**Given entries**
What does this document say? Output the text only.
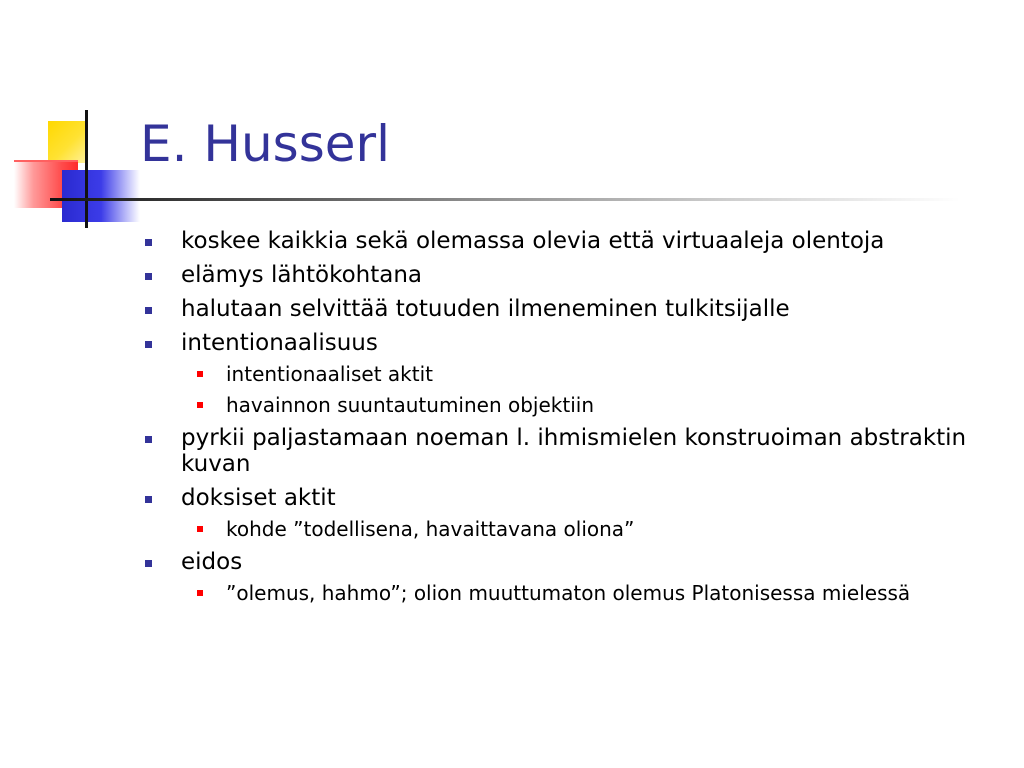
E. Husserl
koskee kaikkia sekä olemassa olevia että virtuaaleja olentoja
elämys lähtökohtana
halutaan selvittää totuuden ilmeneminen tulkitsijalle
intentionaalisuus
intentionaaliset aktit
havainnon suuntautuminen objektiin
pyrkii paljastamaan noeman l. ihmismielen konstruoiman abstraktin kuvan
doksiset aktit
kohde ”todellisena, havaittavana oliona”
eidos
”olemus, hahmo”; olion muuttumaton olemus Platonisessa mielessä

**The request**
Give an exact reproduction of every line, leaving out any picture.

**Answer to the exercise**
What does this document say? Output the text only.
E. Husserl
koskee kaikkia sekä olemassa olevia että virtuaaleja olentoja
elämys lähtökohtana
halutaan selvittää totuuden ilmeneminen tulkitsijalle
intentionaalisuus
intentionaaliset aktit
havainnon suuntautuminen objektiin
pyrkii paljastamaan noeman l. ihmismielen konstruoiman abstraktin kuvan
doksiset aktit
kohde ”todellisena, havaittavana oliona”
eidos
”olemus, hahmo”; olion muuttumaton olemus Platonisessa mielessä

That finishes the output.